------ Provided text ------

Your talent to explain complex matters in a clear and direct manner is simply unmatched. Thank you for making these lectures.
Very good lecture Sir. Thanks 👍
This is an awesome video. A nice follow up would be to take the left, right, and midpoint equations for number of digits, and then display some charts to show how accurate or how inaccurate each of the 3 equations are. As you were clear about, these are all approximations and not exact values. However, one of the other posts which gives a few values shows that you came up with some very nice approximations to the actual values. I found this to be a very impressive demonstration of using Riemann Sums in a way that I would not have come up with on my own.
But following the logic in the video, in order to "stick in the middle" we have to shift *both* limits of integration by one half, not just the upper one, so the final formula would be
log₁₀(n!) ≈ [x·(ln(x)−1)/ln(10)] at [x₀; x₁] = [1.5; n+0.5]
= [(n+0.5)·(ln(n+0.5)−1) − 1.5·(ln(1.5)−1)]/ln(10)
≈ [(n+0.5)·(ln(n+0.5)−1) + 0.8918]/ln(10)
so the number of decimal digits of n! is
log₁₀(n!) ≅ ⌊((n+0.5)·(ln(n+0.5)−1) + 0.8918)/ln(10)⌋ + 1
This minor change significantly decreases the number of errors (by roughly 2.5 to 3 times), but nevertheless errors still occur (at a rate of about 1.3%, that is ≈13 cases out of every 1000), but that's probably the best we can do with this approach.
Amazing. May I ask? As u mentioned 5 doesn't work. Why?
I believe it is just to do with that the fact that the integral of the Riemann summation is an approximation. I’m guessing that because 5! is one of the first numbers to add another digit (120) and it only passes 100 by 20 it probably failed due to this. Lmk if anyone else has thoughts on this I may be wrong.
Neither the original nor the "shifted by one half" formula works for all natural numbers. For example, 96! has 150 decimal digits, but the shifted formula yields 151. And there are as much as 37 such whole numbers among the first one thousand. So it's rather a miracle that it did work for 1000!

------

**Work instructions:** In the factorial-digits discussion, how many decimal digits does 96! have, and what does the shifted formula give instead?

------ Material supplied ------

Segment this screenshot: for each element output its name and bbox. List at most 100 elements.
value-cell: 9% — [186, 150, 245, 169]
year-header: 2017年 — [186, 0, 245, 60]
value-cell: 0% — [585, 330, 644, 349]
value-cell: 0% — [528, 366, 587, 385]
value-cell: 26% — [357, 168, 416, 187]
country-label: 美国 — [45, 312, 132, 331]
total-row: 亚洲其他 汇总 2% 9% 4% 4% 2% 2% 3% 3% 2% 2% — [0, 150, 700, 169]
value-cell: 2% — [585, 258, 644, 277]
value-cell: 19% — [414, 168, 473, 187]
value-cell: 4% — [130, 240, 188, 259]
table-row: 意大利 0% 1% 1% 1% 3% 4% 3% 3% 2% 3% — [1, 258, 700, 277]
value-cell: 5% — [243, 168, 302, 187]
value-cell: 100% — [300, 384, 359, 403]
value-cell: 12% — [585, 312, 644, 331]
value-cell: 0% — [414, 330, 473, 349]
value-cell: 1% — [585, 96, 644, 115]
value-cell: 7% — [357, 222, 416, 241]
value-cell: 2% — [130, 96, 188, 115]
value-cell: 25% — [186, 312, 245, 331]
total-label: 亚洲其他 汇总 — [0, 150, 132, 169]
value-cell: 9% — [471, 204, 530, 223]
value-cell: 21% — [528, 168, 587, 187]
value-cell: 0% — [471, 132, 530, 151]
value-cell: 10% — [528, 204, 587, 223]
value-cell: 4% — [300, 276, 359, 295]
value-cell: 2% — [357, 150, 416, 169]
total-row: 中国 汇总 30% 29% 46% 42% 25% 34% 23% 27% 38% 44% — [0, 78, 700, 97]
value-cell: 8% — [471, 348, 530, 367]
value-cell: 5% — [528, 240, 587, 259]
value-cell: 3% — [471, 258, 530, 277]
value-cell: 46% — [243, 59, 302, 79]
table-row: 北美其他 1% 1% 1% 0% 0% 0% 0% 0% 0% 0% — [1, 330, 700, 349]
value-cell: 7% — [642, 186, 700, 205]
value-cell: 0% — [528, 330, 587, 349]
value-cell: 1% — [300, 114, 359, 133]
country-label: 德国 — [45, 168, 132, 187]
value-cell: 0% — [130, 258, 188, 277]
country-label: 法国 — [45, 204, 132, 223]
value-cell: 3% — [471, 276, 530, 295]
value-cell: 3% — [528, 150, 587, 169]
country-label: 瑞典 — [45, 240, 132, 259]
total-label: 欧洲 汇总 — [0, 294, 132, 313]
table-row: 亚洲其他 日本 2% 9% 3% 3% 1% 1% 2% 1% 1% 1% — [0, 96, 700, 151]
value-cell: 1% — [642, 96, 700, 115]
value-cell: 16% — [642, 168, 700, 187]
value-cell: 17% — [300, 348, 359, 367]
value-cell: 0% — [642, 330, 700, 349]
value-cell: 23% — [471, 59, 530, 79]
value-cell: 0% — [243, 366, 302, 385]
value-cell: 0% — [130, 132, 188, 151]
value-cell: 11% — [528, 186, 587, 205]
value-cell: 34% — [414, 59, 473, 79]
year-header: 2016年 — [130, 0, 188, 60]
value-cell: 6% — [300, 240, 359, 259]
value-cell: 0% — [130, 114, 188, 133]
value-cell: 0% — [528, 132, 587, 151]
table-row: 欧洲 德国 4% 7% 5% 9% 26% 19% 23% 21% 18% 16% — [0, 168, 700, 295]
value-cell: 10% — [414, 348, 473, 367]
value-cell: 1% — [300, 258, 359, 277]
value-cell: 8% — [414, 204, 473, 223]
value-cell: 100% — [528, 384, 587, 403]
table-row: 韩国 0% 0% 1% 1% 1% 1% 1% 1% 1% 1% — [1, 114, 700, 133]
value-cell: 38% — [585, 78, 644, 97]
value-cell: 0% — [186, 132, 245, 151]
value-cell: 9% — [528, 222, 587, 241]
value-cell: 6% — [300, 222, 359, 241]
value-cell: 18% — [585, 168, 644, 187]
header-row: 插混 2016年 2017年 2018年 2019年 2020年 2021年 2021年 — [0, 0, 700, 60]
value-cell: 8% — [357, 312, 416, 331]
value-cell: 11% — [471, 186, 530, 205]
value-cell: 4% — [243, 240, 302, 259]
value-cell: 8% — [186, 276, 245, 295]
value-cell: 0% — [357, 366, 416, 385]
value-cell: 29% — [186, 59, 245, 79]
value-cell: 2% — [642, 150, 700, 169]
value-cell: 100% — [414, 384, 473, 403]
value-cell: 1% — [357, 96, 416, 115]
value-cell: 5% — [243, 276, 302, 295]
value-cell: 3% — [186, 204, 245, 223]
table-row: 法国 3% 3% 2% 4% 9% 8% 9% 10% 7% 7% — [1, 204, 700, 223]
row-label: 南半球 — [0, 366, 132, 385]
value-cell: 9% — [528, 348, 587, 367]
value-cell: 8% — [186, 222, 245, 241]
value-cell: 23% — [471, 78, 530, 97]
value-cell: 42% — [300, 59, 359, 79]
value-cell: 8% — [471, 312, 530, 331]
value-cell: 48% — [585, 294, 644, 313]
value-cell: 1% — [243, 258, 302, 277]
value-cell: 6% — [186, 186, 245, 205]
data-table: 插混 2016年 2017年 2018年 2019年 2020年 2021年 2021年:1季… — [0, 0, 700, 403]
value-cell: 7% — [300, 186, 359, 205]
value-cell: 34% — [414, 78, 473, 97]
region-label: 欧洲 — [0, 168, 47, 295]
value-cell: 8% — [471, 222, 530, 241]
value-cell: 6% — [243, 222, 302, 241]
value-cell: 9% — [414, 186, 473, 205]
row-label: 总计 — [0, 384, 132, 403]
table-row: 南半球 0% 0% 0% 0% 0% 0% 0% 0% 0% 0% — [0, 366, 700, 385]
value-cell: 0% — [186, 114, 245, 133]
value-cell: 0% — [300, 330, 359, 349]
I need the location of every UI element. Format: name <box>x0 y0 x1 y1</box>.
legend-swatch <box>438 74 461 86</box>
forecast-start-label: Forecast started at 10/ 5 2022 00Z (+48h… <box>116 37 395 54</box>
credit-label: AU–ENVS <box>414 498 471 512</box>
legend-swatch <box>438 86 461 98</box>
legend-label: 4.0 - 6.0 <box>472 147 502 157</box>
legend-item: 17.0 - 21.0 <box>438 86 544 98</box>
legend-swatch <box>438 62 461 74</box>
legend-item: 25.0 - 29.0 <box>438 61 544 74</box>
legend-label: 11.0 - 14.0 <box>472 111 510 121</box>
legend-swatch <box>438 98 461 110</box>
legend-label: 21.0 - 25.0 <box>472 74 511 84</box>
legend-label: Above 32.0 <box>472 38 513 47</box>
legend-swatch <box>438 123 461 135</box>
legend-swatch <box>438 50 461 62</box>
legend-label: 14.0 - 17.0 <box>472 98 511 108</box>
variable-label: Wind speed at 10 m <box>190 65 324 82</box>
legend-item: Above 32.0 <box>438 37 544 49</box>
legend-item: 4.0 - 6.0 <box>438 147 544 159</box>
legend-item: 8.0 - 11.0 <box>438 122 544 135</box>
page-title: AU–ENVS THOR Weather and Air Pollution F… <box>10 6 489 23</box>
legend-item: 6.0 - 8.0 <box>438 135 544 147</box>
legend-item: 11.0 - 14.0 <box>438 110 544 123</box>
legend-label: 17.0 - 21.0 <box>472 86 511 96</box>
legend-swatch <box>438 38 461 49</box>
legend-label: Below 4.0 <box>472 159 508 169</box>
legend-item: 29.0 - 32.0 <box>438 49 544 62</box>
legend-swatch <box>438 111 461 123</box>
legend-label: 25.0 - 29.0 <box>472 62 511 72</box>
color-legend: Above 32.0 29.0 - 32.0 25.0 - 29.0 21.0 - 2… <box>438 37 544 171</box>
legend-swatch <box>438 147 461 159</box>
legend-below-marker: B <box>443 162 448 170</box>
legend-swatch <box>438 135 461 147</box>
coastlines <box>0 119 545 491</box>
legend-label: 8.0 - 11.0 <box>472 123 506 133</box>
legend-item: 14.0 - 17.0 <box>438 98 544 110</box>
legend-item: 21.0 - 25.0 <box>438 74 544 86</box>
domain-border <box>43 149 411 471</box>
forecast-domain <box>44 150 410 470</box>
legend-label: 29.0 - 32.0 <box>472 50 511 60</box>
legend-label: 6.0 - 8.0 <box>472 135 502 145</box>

------

**Complete answer:** 96! has 150 decimal digits, but the shifted formula gives 151.